§ **WRITTEN PROBLEM**
Repeat each line of the material below exactly as it appears, minus any pictures.

§ **DATA EXCERPTS**
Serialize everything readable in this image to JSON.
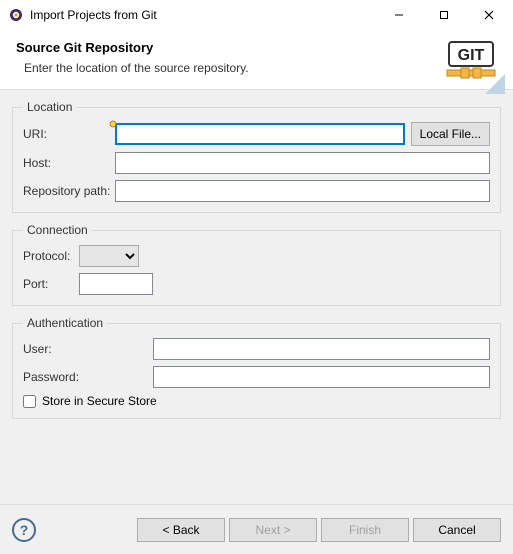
{
  "window": {
    "title": "Import Projects from Git"
  },
  "header": {
    "title": "Source Git Repository",
    "subtitle": "Enter the location of the source repository.",
    "logo_text": "GIT"
  },
  "location": {
    "legend": "Location",
    "uri_label": "URI:",
    "uri_value": "",
    "local_file_label": "Local File...",
    "host_label": "Host:",
    "host_value": "",
    "repo_label": "Repository path:",
    "repo_value": ""
  },
  "connection": {
    "legend": "Connection",
    "protocol_label": "Protocol:",
    "protocol_value": "",
    "port_label": "Port:",
    "port_value": ""
  },
  "authentication": {
    "legend": "Authentication",
    "user_label": "User:",
    "user_value": "",
    "password_label": "Password:",
    "password_value": "",
    "store_label": "Store in Secure Store",
    "store_checked": false
  },
  "buttons": {
    "back": "< Back",
    "next": "Next >",
    "finish": "Finish",
    "cancel": "Cancel"
  }
}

§ **SOLVED PROBLEM**
Serialize everything readable in this image to JSON.
{
  "window": {
    "title": "Import Projects from Git"
  },
  "header": {
    "title": "Source Git Repository",
    "subtitle": "Enter the location of the source repository.",
    "logo_text": "GIT"
  },
  "location": {
    "legend": "Location",
    "uri_label": "URI:",
    "uri_value": "",
    "local_file_label": "Local File...",
    "host_label": "Host:",
    "host_value": "",
    "repo_label": "Repository path:",
    "repo_value": ""
  },
  "connection": {
    "legend": "Connection",
    "protocol_label": "Protocol:",
    "protocol_value": "",
    "port_label": "Port:",
    "port_value": ""
  },
  "authentication": {
    "legend": "Authentication",
    "user_label": "User:",
    "user_value": "",
    "password_label": "Password:",
    "password_value": "",
    "store_label": "Store in Secure Store",
    "store_checked": false
  },
  "buttons": {
    "back": "< Back",
    "next": "Next >",
    "finish": "Finish",
    "cancel": "Cancel"
  }
}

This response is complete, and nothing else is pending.